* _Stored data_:
-- BEGIN --

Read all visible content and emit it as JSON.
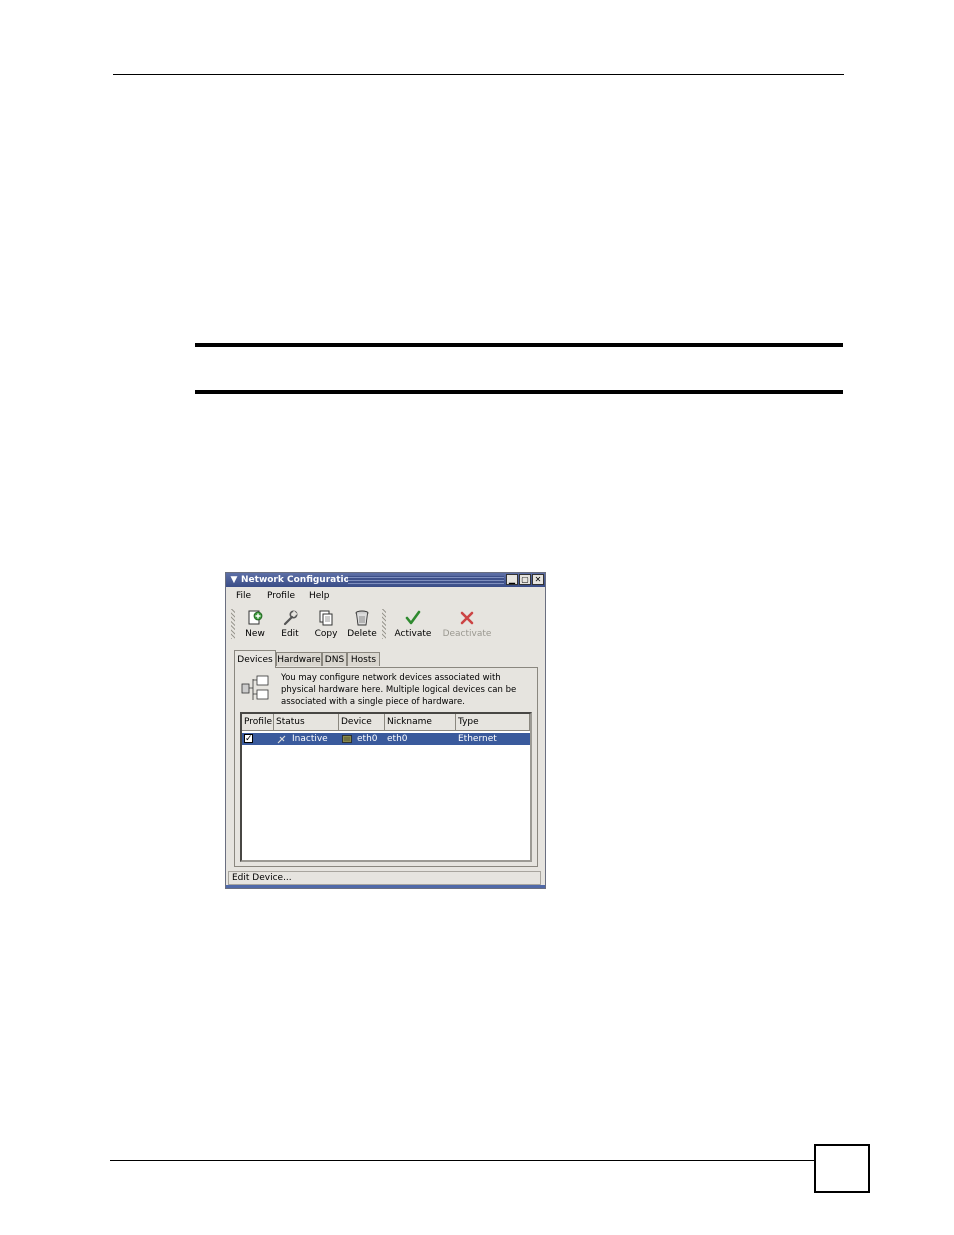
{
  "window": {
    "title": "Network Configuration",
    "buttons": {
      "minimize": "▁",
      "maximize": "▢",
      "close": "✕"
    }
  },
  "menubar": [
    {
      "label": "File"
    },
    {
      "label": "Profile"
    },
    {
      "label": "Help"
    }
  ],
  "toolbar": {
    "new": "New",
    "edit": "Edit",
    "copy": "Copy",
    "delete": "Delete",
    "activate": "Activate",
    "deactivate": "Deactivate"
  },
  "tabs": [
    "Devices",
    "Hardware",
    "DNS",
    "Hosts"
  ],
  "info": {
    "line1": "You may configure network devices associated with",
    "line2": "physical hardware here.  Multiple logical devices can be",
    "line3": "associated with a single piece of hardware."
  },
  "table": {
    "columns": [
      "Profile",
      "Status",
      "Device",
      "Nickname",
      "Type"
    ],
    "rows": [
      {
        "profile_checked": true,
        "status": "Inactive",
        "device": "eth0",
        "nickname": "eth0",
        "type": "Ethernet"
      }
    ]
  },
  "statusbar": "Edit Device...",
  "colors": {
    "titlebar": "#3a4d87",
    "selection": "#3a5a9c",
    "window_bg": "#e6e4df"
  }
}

-- END --
-- BEGIN --

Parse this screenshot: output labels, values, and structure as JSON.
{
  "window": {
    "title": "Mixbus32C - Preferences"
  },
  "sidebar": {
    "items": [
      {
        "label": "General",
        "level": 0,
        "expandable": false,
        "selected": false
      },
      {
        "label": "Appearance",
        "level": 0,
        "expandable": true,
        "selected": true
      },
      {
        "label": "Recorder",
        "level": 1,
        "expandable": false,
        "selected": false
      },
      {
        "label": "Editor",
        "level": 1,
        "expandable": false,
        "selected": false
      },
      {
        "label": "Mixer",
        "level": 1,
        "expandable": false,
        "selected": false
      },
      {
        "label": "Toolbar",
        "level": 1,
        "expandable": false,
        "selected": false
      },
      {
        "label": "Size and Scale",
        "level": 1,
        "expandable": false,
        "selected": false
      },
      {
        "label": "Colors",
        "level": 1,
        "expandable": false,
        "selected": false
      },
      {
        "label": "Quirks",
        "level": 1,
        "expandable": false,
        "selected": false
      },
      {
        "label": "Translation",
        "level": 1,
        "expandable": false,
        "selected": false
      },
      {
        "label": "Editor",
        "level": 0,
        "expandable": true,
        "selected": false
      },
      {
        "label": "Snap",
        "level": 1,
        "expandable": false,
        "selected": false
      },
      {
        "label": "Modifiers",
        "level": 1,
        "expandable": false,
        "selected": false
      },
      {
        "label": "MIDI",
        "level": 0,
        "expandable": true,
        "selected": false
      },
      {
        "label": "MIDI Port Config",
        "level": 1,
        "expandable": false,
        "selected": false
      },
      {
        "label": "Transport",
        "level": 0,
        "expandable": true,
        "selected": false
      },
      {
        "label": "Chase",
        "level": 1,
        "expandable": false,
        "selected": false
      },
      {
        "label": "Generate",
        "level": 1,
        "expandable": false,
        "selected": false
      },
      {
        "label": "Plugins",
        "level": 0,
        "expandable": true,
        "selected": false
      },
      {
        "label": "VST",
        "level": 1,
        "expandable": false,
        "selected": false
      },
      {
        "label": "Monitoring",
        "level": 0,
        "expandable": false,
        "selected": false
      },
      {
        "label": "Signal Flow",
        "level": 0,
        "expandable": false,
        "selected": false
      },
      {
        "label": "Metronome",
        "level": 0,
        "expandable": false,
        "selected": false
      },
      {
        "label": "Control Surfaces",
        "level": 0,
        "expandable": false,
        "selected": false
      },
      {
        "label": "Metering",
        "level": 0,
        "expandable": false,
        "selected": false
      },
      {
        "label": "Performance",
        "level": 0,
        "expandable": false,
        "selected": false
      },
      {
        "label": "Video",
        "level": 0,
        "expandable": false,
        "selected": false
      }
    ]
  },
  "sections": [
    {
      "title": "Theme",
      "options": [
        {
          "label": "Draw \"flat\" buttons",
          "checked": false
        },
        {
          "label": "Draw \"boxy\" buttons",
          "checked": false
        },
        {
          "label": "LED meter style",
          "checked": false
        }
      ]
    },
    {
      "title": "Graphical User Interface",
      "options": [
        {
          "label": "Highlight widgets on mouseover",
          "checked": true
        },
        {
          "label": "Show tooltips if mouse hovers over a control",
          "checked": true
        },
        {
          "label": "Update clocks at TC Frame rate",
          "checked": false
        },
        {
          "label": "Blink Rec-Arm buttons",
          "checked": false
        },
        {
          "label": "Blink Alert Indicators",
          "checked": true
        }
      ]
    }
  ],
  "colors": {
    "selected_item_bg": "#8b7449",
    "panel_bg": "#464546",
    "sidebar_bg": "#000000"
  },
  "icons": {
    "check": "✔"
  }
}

-- END --
-- BEGIN --

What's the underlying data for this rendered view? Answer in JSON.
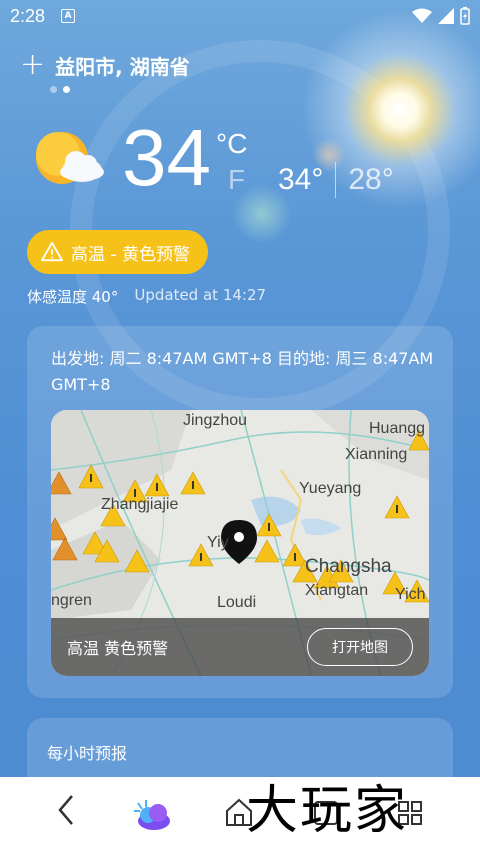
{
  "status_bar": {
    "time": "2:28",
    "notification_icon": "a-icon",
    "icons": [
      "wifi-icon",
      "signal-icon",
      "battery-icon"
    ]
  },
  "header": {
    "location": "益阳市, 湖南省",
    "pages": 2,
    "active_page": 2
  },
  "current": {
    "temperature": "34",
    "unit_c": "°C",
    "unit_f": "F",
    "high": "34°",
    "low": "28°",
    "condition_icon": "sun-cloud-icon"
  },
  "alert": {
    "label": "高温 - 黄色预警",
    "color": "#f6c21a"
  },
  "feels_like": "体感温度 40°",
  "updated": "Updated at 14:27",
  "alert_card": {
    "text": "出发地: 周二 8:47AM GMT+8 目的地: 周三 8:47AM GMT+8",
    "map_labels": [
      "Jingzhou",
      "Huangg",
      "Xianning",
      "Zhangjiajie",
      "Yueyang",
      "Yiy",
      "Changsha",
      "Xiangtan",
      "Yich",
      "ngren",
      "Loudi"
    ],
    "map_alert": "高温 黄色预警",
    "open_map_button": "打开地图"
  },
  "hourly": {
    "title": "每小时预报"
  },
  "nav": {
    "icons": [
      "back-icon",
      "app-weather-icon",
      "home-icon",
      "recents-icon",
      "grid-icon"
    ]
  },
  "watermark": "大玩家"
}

-- END --

* _Your objective_:
Reply with nothing except the number of lines in the listing above that include "this".

* _The result_:
2